----- Provided records

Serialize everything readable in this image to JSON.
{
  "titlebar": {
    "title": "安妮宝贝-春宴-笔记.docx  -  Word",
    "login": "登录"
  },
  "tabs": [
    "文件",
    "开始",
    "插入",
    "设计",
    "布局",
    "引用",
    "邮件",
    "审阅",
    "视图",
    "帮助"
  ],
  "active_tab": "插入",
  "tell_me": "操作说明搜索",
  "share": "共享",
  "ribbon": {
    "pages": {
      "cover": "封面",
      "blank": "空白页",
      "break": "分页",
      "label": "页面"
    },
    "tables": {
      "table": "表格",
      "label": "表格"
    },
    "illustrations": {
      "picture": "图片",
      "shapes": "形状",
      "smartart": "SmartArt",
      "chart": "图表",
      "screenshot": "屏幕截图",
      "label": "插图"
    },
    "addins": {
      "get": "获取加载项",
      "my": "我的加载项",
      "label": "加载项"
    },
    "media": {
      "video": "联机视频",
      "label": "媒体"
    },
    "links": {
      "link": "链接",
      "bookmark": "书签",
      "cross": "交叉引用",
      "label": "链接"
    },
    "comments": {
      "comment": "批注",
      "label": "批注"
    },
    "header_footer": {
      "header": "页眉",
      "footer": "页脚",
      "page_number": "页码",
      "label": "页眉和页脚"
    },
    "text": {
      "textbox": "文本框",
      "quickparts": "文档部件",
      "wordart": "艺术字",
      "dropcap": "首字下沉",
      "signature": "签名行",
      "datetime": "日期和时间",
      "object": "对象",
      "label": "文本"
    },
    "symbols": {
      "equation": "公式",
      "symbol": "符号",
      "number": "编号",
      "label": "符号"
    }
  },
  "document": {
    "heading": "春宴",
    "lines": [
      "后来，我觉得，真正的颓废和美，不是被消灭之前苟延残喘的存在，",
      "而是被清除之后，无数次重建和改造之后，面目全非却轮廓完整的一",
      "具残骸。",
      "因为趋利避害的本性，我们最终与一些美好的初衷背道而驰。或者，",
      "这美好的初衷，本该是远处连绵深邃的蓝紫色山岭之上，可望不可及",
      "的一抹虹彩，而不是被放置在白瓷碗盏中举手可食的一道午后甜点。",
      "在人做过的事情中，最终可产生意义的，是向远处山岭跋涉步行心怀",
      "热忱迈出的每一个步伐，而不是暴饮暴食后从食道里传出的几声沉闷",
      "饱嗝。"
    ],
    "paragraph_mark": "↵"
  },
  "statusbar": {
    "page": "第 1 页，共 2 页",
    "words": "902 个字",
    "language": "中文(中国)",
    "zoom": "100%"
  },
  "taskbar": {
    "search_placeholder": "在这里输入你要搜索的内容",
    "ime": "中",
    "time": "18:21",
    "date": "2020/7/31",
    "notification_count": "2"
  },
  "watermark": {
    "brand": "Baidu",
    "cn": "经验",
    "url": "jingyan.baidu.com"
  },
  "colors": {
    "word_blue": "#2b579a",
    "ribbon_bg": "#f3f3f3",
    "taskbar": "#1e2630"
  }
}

----------

**Instructions for the task:**
Find the lines containing "label" and list every one of them.

**In response:**
      "label": "页面"
      "label": "表格"
      "label": "插图"
      "label": "加载项"
      "label": "媒体"
      "label": "链接"
      "label": "批注"
      "label": "页眉和页脚"
      "label": "文本"
      "label": "符号"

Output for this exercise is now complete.